Reproduce every line of the material below, but drop the pictures.

## Start Task inputs

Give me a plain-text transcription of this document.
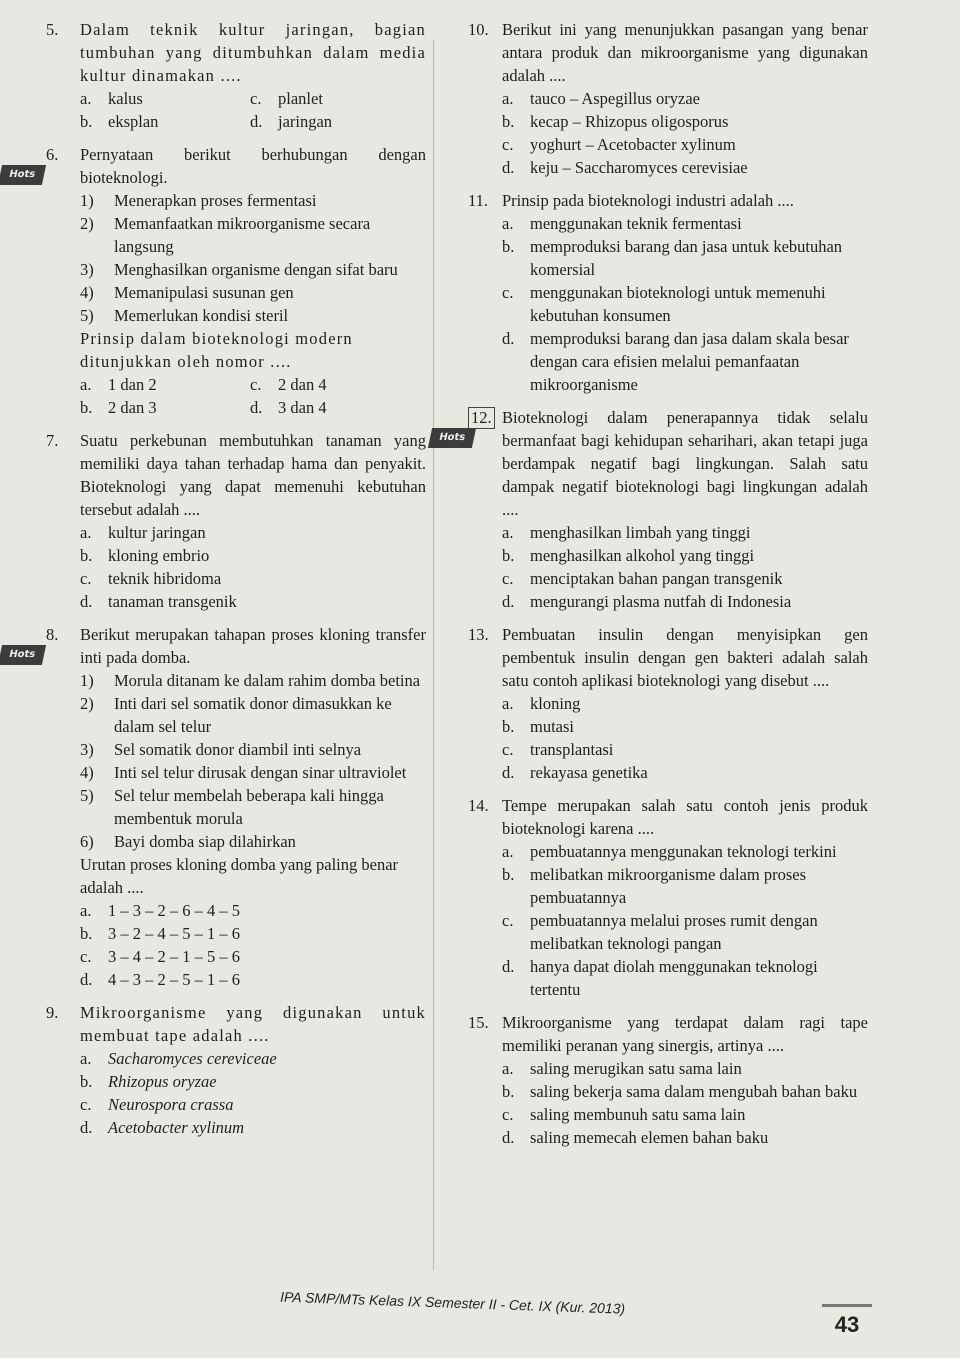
5.	Dalam teknik kultur jaringan, bagian tumbuhan yang ditumbuhkan dalam media kultur dinamakan ....
a. kalus	c. planlet
b. eksplan	d. jaringan
Hots
6.	Pernyataan berikut berhubungan dengan bioteknologi.
1) Menerapkan proses fermentasi
2) Memanfaatkan mikroorganisme secara langsung
3) Menghasilkan organisme dengan sifat baru
4) Memanipulasi susunan gen
5) Memerlukan kondisi steril
Prinsip dalam bioteknologi modern ditunjukkan oleh nomor ....
a. 1 dan 2	c. 2 dan 4
b. 2 dan 3	d. 3 dan 4
7.	Suatu perkebunan membutuhkan tanaman yang memiliki daya tahan terhadap hama dan penyakit. Bioteknologi yang dapat memenuhi kebutuhan tersebut adalah ....
a. kultur jaringan
b. kloning embrio
c. teknik hibridoma
d. tanaman transgenik
Hots
8.	Berikut merupakan tahapan proses kloning transfer inti pada domba.
1) Morula ditanam ke dalam rahim domba betina
2) Inti dari sel somatik donor dimasukkan ke dalam sel telur
3) Sel somatik donor diambil inti selnya
4) Inti sel telur dirusak dengan sinar ultraviolet
5) Sel telur membelah beberapa kali hingga membentuk morula
6) Bayi domba siap dilahirkan
Urutan proses kloning domba yang paling benar adalah ....
a. 1 – 3 – 2 – 6 – 4 – 5
b. 3 – 2 – 4 – 5 – 1 – 6
c. 3 – 4 – 2 – 1 – 5 – 6
d. 4 – 3 – 2 – 5 – 1 – 6
9.	Mikroorganisme yang digunakan untuk membuat tape adalah ....
a. Sacharomyces cereviceae
b. Rhizopus oryzae
c. Neurospora crassa
d. Acetobacter xylinum
10. Berikut ini yang menunjukkan pasangan yang benar antara produk dan mikroorganisme yang digunakan adalah ....
a. tauco – Aspegillus oryzae
b. kecap – Rhizopus oligosporus
c. yoghurt – Acetobacter xylinum
d. keju – Saccharomyces cerevisiae
11. Prinsip pada bioteknologi industri adalah ....
a. menggunakan teknik fermentasi
b. memproduksi barang dan jasa untuk kebutuhan komersial
c. menggunakan bioteknologi untuk memenuhi kebutuhan konsumen
d. memproduksi barang dan jasa dalam skala besar dengan cara efisien melalui pemanfaatan mikroorganisme
Hots
12. Bioteknologi dalam penerapannya tidak selalu bermanfaat bagi kehidupan seharihari, akan tetapi juga berdampak negatif bagi lingkungan. Salah satu dampak negatif bioteknologi bagi lingkungan adalah ....
a. menghasilkan limbah yang tinggi
b. menghasilkan alkohol yang tinggi
c. menciptakan bahan pangan transgenik
d. mengurangi plasma nutfah di Indonesia
13. Pembuatan insulin dengan menyisipkan gen pembentuk insulin dengan gen bakteri adalah salah satu contoh aplikasi bioteknologi yang disebut ....
a. kloning
b. mutasi
c. transplantasi
d. rekayasa genetika
14. Tempe merupakan salah satu contoh jenis produk bioteknologi karena ....
a. pembuatannya menggunakan teknologi terkini
b. melibatkan mikroorganisme dalam proses pembuatannya
c. pembuatannya melalui proses rumit dengan melibatkan teknologi pangan
d. hanya dapat diolah menggunakan teknologi tertentu
15. Mikroorganisme yang terdapat dalam ragi tape memiliki peranan yang sinergis, artinya ....
a. saling merugikan satu sama lain
b. saling bekerja sama dalam mengubah bahan baku
c. saling membunuh satu sama lain
d. saling memecah elemen bahan baku
IPA SMP/MTs Kelas IX Semester II - Cet. IX (Kur. 2013)
43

## End Task inputs

__Expected answer__:
Give me a plain-text transcription of this document.
5.	Dalam teknik kultur jaringan, bagian tumbuhan yang ditumbuhkan dalam media kultur dinamakan ....
a. kalus	c. planlet
b. eksplan	d. jaringan
Hots
6.	Pernyataan berikut berhubungan dengan bioteknologi.
1) Menerapkan proses fermentasi
2) Memanfaatkan mikroorganisme secara langsung
3) Menghasilkan organisme dengan sifat baru
4) Memanipulasi susunan gen
5) Memerlukan kondisi steril
Prinsip dalam bioteknologi modern ditunjukkan oleh nomor ....
a. 1 dan 2	c. 2 dan 4
b. 2 dan 3	d. 3 dan 4
7.	Suatu perkebunan membutuhkan tanaman yang memiliki daya tahan terhadap hama dan penyakit. Bioteknologi yang dapat memenuhi kebutuhan tersebut adalah ....
a. kultur jaringan
b. kloning embrio
c. teknik hibridoma
d. tanaman transgenik
Hots
8.	Berikut merupakan tahapan proses kloning transfer inti pada domba.
1) Morula ditanam ke dalam rahim domba betina
2) Inti dari sel somatik donor dimasukkan ke dalam sel telur
3) Sel somatik donor diambil inti selnya
4) Inti sel telur dirusak dengan sinar ultraviolet
5) Sel telur membelah beberapa kali hingga membentuk morula
6) Bayi domba siap dilahirkan
Urutan proses kloning domba yang paling benar adalah ....
a. 1 – 3 – 2 – 6 – 4 – 5
b. 3 – 2 – 4 – 5 – 1 – 6
c. 3 – 4 – 2 – 1 – 5 – 6
d. 4 – 3 – 2 – 5 – 1 – 6
9.	Mikroorganisme yang digunakan untuk membuat tape adalah ....
a. Sacharomyces cereviceae
b. Rhizopus oryzae
c. Neurospora crassa
d. Acetobacter xylinum
10. Berikut ini yang menunjukkan pasangan yang benar antara produk dan mikroorganisme yang digunakan adalah ....
a. tauco – Aspegillus oryzae
b. kecap – Rhizopus oligosporus
c. yoghurt – Acetobacter xylinum
d. keju – Saccharomyces cerevisiae
11. Prinsip pada bioteknologi industri adalah ....
a. menggunakan teknik fermentasi
b. memproduksi barang dan jasa untuk kebutuhan komersial
c. menggunakan bioteknologi untuk memenuhi kebutuhan konsumen
d. memproduksi barang dan jasa dalam skala besar dengan cara efisien melalui pemanfaatan mikroorganisme
Hots
12. Bioteknologi dalam penerapannya tidak selalu bermanfaat bagi kehidupan seharihari, akan tetapi juga berdampak negatif bagi lingkungan. Salah satu dampak negatif bioteknologi bagi lingkungan adalah ....
a. menghasilkan limbah yang tinggi
b. menghasilkan alkohol yang tinggi
c. menciptakan bahan pangan transgenik
d. mengurangi plasma nutfah di Indonesia
13. Pembuatan insulin dengan menyisipkan gen pembentuk insulin dengan gen bakteri adalah salah satu contoh aplikasi bioteknologi yang disebut ....
a. kloning
b. mutasi
c. transplantasi
d. rekayasa genetika
14. Tempe merupakan salah satu contoh jenis produk bioteknologi karena ....
a. pembuatannya menggunakan teknologi terkini
b. melibatkan mikroorganisme dalam proses pembuatannya
c. pembuatannya melalui proses rumit dengan melibatkan teknologi pangan
d. hanya dapat diolah menggunakan teknologi tertentu
15. Mikroorganisme yang terdapat dalam ragi tape memiliki peranan yang sinergis, artinya ....
a. saling merugikan satu sama lain
b. saling bekerja sama dalam mengubah bahan baku
c. saling membunuh satu sama lain
d. saling memecah elemen bahan baku
IPA SMP/MTs Kelas IX Semester II - Cet. IX (Kur. 2013)
43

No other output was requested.